■ Exercise details ■
Rewrite the data below as a JSON list of strings, one string per line, with blank lines omitted. Leave the pictures out.

■ Record excerpts ■
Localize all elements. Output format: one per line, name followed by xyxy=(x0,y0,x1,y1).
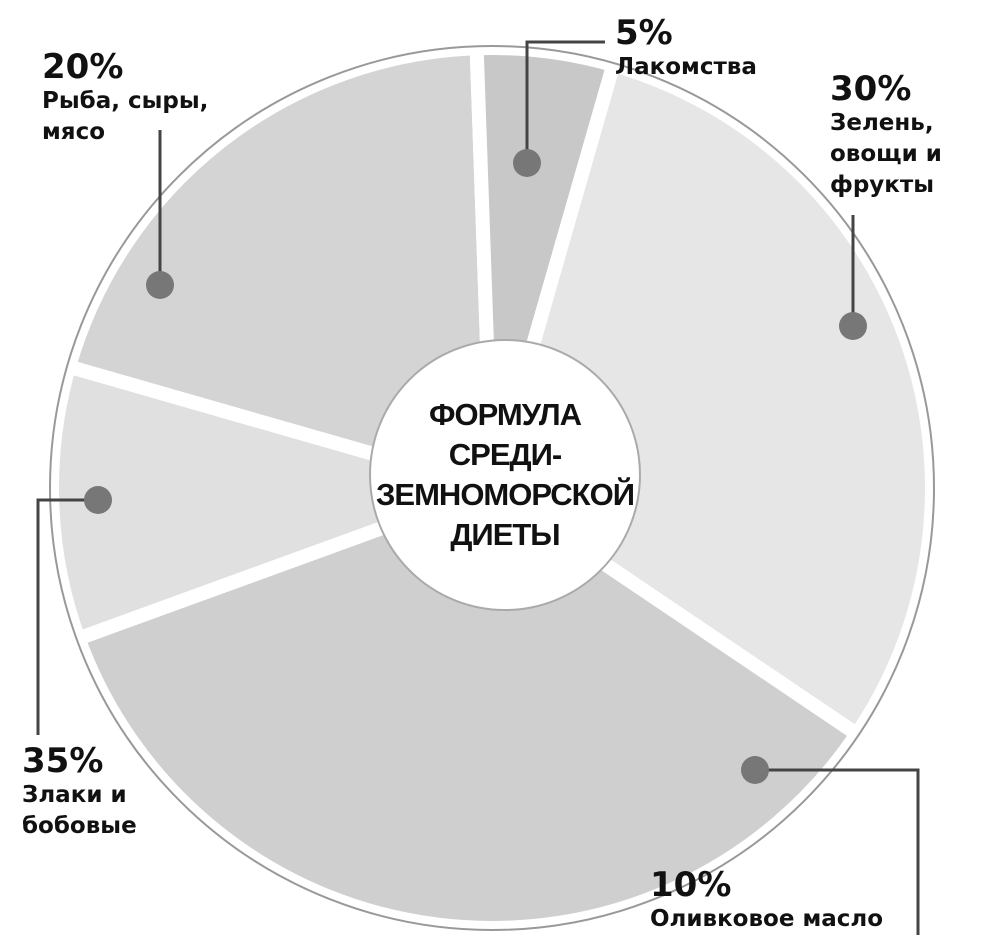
slice-label: 10% Оливковое масло xyxy=(650,866,950,935)
percent-label: 10% xyxy=(650,865,732,905)
title: ФОРМУЛА СРЕДИ- ЗЕМНОМОРСКОЙ ДИЕТЫ xyxy=(376,397,635,552)
leader-dots xyxy=(84,149,867,784)
wedge xyxy=(69,480,867,935)
leaders xyxy=(36,40,920,935)
category-label: Зелень, овощи и фрукты xyxy=(830,110,942,198)
wedges xyxy=(45,41,939,935)
slice-label: 30% Зелень, овощи и фрукты xyxy=(830,70,982,201)
percent-label: 20% xyxy=(42,47,124,87)
title-line: ЗЕМНОМОРСКОЙ xyxy=(376,476,634,512)
title-line: ДИЕТЫ xyxy=(450,517,559,552)
slice-label: 5% Лакомства xyxy=(615,14,815,83)
category-label: Лакомства xyxy=(615,54,757,80)
wedge xyxy=(60,41,500,498)
percent-label: 5% xyxy=(615,13,673,53)
wedge xyxy=(45,358,515,648)
category-label: Злаки и бобовые xyxy=(22,782,137,839)
wedge xyxy=(483,56,939,744)
percent-label: 30% xyxy=(830,69,912,109)
slice-label: 20% Рыба, сыры, мясо xyxy=(42,48,272,148)
title-line: ФОРМУЛА xyxy=(429,397,582,432)
category-label: Оливковое масло xyxy=(650,906,884,932)
title-line: СРЕДИ- xyxy=(449,437,562,472)
category-label: Рыба, сыры, мясо xyxy=(42,88,209,145)
percent-label: 35% xyxy=(22,741,104,781)
slice-label: 35% Злаки и бобовые xyxy=(22,742,222,842)
center-circle xyxy=(369,339,641,611)
outer-ring xyxy=(49,45,935,931)
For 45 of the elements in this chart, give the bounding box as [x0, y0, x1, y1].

■ Task output ■
[
  "Localize all elements. Output format: one per line, name followed by xyxy=(x0,y0,x1,y1).",
  "slice-label: 10% Оливковое масло xyxy=(650,866,950,935)",
  "percent-label: 10% xyxy=(650,865,732,905)",
  "title: ФОРМУЛА СРЕДИ- ЗЕМНОМОРСКОЙ ДИЕТЫ xyxy=(376,397,635,552)",
  "leader-dots xyxy=(84,149,867,784)",
  "wedge xyxy=(69,480,867,935)",
  "leaders xyxy=(36,40,920,935)",
  "category-label: Зелень, овощи и фрукты xyxy=(830,110,942,198)",
  "wedges xyxy=(45,41,939,935)",
  "slice-label: 30% Зелень, овощи и фрукты xyxy=(830,70,982,201)",
  "percent-label: 20% xyxy=(42,47,124,87)",
  "title-line: ЗЕМНОМОРСКОЙ xyxy=(376,476,634,512)",
  "title-line: ДИЕТЫ xyxy=(450,517,559,552)",
  "slice-label: 5% Лакомства xyxy=(615,14,815,83)",
  "category-label: Лакомства xyxy=(615,54,757,80)",
  "wedge xyxy=(60,41,500,498)",
  "percent-label: 5% xyxy=(615,13,673,53)",
  "wedge xyxy=(45,358,515,648)",
  "category-label: Злаки и бобовые xyxy=(22,782,137,839)",
  "wedge xyxy=(483,56,939,744)",
  "percent-label: 30% xyxy=(830,69,912,109)",
  "slice-label: 20% Рыба, сыры, мясо xyxy=(42,48,272,148)",
  "title-line: ФОРМУЛА xyxy=(429,397,582,432)",
  "category-label: Оливковое масло xyxy=(650,906,884,932)",
  "title-line: СРЕДИ- xyxy=(449,437,562,472)",
  "category-label: Рыба, сыры, мясо xyxy=(42,88,209,145)",
  "percent-label: 35% xyxy=(22,741,104,781)",
  "slice-label: 35% Злаки и бобовые xyxy=(22,742,222,842)",
  "center-circle xyxy=(369,339,641,611)",
  "outer-ring xyxy=(49,45,935,931)",
  "For 45 of the elements in this chart, give the bounding box as [x0, y0, x1, y1]."
]